#### Short task
Reproduce the data that follows in its entirety, character for character.

>> START

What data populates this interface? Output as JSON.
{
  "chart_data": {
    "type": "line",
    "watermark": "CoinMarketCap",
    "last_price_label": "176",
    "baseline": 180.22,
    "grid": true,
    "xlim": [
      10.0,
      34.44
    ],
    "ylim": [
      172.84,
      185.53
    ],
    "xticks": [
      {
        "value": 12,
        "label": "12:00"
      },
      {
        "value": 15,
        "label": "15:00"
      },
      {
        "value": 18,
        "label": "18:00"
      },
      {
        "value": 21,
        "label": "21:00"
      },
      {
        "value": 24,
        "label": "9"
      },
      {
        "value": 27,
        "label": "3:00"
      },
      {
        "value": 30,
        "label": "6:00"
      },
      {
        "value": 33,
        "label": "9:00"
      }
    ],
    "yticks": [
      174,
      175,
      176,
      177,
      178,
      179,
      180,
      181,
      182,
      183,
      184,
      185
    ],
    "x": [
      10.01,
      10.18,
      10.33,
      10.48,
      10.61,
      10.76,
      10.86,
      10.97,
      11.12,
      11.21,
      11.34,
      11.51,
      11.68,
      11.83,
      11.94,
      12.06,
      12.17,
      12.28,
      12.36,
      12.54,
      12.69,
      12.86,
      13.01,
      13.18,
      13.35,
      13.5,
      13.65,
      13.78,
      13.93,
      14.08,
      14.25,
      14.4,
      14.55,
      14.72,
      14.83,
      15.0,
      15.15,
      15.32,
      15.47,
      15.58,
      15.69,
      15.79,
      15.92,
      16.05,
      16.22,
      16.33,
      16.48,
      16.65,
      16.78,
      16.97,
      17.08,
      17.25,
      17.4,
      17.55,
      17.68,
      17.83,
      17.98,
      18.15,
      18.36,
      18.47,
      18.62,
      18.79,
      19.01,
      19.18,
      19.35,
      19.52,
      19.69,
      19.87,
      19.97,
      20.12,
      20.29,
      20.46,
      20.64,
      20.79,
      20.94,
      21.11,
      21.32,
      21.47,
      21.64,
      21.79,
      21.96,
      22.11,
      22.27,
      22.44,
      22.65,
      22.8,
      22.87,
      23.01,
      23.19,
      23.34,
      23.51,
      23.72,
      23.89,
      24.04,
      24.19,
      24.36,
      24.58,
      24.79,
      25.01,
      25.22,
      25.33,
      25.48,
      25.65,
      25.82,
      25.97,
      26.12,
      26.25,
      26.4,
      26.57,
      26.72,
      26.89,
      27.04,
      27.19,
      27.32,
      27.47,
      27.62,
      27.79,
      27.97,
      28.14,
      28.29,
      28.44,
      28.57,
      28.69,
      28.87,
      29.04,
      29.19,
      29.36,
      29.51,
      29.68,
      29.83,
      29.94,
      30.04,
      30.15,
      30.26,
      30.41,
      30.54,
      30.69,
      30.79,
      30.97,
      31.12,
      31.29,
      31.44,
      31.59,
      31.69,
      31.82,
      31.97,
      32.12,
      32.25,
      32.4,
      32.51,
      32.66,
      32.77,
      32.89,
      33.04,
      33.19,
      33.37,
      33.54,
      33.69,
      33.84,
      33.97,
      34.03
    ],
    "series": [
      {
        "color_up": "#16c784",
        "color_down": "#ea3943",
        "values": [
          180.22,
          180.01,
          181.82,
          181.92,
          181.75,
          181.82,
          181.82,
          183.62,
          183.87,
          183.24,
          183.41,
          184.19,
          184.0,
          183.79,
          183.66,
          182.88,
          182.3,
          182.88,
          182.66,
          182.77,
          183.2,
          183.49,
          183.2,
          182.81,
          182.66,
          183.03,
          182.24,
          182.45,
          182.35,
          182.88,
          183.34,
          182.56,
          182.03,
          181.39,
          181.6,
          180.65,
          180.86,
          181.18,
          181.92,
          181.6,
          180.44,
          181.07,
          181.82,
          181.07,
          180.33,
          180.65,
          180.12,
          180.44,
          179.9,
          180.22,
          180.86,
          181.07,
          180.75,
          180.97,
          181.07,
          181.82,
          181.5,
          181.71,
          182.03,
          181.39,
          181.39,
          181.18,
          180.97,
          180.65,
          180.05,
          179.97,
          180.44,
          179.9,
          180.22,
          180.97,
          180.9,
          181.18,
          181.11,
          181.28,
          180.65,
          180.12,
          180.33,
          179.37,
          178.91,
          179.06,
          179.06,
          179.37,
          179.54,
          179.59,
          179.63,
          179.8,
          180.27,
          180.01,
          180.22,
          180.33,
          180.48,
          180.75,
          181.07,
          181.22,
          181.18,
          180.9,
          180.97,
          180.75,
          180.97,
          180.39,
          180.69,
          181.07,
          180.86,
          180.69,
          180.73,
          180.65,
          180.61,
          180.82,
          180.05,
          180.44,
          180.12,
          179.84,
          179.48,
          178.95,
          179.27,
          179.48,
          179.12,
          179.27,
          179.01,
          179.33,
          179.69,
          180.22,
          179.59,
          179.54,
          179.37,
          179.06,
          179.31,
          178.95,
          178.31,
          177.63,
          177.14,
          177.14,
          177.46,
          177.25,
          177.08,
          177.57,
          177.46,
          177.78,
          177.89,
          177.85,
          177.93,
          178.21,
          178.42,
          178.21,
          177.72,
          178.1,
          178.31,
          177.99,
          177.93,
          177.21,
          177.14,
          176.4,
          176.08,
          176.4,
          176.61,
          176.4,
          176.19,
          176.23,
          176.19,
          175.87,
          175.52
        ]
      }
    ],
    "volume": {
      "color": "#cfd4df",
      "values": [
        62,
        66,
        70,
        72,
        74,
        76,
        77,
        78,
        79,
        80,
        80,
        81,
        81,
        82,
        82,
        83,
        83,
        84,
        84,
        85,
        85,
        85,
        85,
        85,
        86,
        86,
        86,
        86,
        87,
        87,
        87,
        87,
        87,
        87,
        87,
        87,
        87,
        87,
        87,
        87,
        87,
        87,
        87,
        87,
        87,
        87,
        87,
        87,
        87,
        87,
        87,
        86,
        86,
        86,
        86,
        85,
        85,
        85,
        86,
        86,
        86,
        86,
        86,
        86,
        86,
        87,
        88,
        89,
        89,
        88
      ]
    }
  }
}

>> END

#### Full solution
What data populates this interface? Output as JSON.
{
  "chart_data": {
    "type": "line",
    "watermark": "CoinMarketCap",
    "last_price_label": "176",
    "baseline": 180.22,
    "grid": true,
    "xlim": [
      10.0,
      34.44
    ],
    "ylim": [
      172.84,
      185.53
    ],
    "xticks": [
      {
        "value": 12,
        "label": "12:00"
      },
      {
        "value": 15,
        "label": "15:00"
      },
      {
        "value": 18,
        "label": "18:00"
      },
      {
        "value": 21,
        "label": "21:00"
      },
      {
        "value": 24,
        "label": "9"
      },
      {
        "value": 27,
        "label": "3:00"
      },
      {
        "value": 30,
        "label": "6:00"
      },
      {
        "value": 33,
        "label": "9:00"
      }
    ],
    "yticks": [
      174,
      175,
      176,
      177,
      178,
      179,
      180,
      181,
      182,
      183,
      184,
      185
    ],
    "x": [
      10.01,
      10.18,
      10.33,
      10.48,
      10.61,
      10.76,
      10.86,
      10.97,
      11.12,
      11.21,
      11.34,
      11.51,
      11.68,
      11.83,
      11.94,
      12.06,
      12.17,
      12.28,
      12.36,
      12.54,
      12.69,
      12.86,
      13.01,
      13.18,
      13.35,
      13.5,
      13.65,
      13.78,
      13.93,
      14.08,
      14.25,
      14.4,
      14.55,
      14.72,
      14.83,
      15.0,
      15.15,
      15.32,
      15.47,
      15.58,
      15.69,
      15.79,
      15.92,
      16.05,
      16.22,
      16.33,
      16.48,
      16.65,
      16.78,
      16.97,
      17.08,
      17.25,
      17.4,
      17.55,
      17.68,
      17.83,
      17.98,
      18.15,
      18.36,
      18.47,
      18.62,
      18.79,
      19.01,
      19.18,
      19.35,
      19.52,
      19.69,
      19.87,
      19.97,
      20.12,
      20.29,
      20.46,
      20.64,
      20.79,
      20.94,
      21.11,
      21.32,
      21.47,
      21.64,
      21.79,
      21.96,
      22.11,
      22.27,
      22.44,
      22.65,
      22.8,
      22.87,
      23.01,
      23.19,
      23.34,
      23.51,
      23.72,
      23.89,
      24.04,
      24.19,
      24.36,
      24.58,
      24.79,
      25.01,
      25.22,
      25.33,
      25.48,
      25.65,
      25.82,
      25.97,
      26.12,
      26.25,
      26.4,
      26.57,
      26.72,
      26.89,
      27.04,
      27.19,
      27.32,
      27.47,
      27.62,
      27.79,
      27.97,
      28.14,
      28.29,
      28.44,
      28.57,
      28.69,
      28.87,
      29.04,
      29.19,
      29.36,
      29.51,
      29.68,
      29.83,
      29.94,
      30.04,
      30.15,
      30.26,
      30.41,
      30.54,
      30.69,
      30.79,
      30.97,
      31.12,
      31.29,
      31.44,
      31.59,
      31.69,
      31.82,
      31.97,
      32.12,
      32.25,
      32.4,
      32.51,
      32.66,
      32.77,
      32.89,
      33.04,
      33.19,
      33.37,
      33.54,
      33.69,
      33.84,
      33.97,
      34.03
    ],
    "series": [
      {
        "color_up": "#16c784",
        "color_down": "#ea3943",
        "values": [
          180.22,
          180.01,
          181.82,
          181.92,
          181.75,
          181.82,
          181.82,
          183.62,
          183.87,
          183.24,
          183.41,
          184.19,
          184.0,
          183.79,
          183.66,
          182.88,
          182.3,
          182.88,
          182.66,
          182.77,
          183.2,
          183.49,
          183.2,
          182.81,
          182.66,
          183.03,
          182.24,
          182.45,
          182.35,
          182.88,
          183.34,
          182.56,
          182.03,
          181.39,
          181.6,
          180.65,
          180.86,
          181.18,
          181.92,
          181.6,
          180.44,
          181.07,
          181.82,
          181.07,
          180.33,
          180.65,
          180.12,
          180.44,
          179.9,
          180.22,
          180.86,
          181.07,
          180.75,
          180.97,
          181.07,
          181.82,
          181.5,
          181.71,
          182.03,
          181.39,
          181.39,
          181.18,
          180.97,
          180.65,
          180.05,
          179.97,
          180.44,
          179.9,
          180.22,
          180.97,
          180.9,
          181.18,
          181.11,
          181.28,
          180.65,
          180.12,
          180.33,
          179.37,
          178.91,
          179.06,
          179.06,
          179.37,
          179.54,
          179.59,
          179.63,
          179.8,
          180.27,
          180.01,
          180.22,
          180.33,
          180.48,
          180.75,
          181.07,
          181.22,
          181.18,
          180.9,
          180.97,
          180.75,
          180.97,
          180.39,
          180.69,
          181.07,
          180.86,
          180.69,
          180.73,
          180.65,
          180.61,
          180.82,
          180.05,
          180.44,
          180.12,
          179.84,
          179.48,
          178.95,
          179.27,
          179.48,
          179.12,
          179.27,
          179.01,
          179.33,
          179.69,
          180.22,
          179.59,
          179.54,
          179.37,
          179.06,
          179.31,
          178.95,
          178.31,
          177.63,
          177.14,
          177.14,
          177.46,
          177.25,
          177.08,
          177.57,
          177.46,
          177.78,
          177.89,
          177.85,
          177.93,
          178.21,
          178.42,
          178.21,
          177.72,
          178.1,
          178.31,
          177.99,
          177.93,
          177.21,
          177.14,
          176.4,
          176.08,
          176.4,
          176.61,
          176.4,
          176.19,
          176.23,
          176.19,
          175.87,
          175.52
        ]
      }
    ],
    "volume": {
      "color": "#cfd4df",
      "values": [
        62,
        66,
        70,
        72,
        74,
        76,
        77,
        78,
        79,
        80,
        80,
        81,
        81,
        82,
        82,
        83,
        83,
        84,
        84,
        85,
        85,
        85,
        85,
        85,
        86,
        86,
        86,
        86,
        87,
        87,
        87,
        87,
        87,
        87,
        87,
        87,
        87,
        87,
        87,
        87,
        87,
        87,
        87,
        87,
        87,
        87,
        87,
        87,
        87,
        87,
        87,
        86,
        86,
        86,
        86,
        85,
        85,
        85,
        86,
        86,
        86,
        86,
        86,
        86,
        86,
        87,
        88,
        89,
        89,
        88
      ]
    }
  }
}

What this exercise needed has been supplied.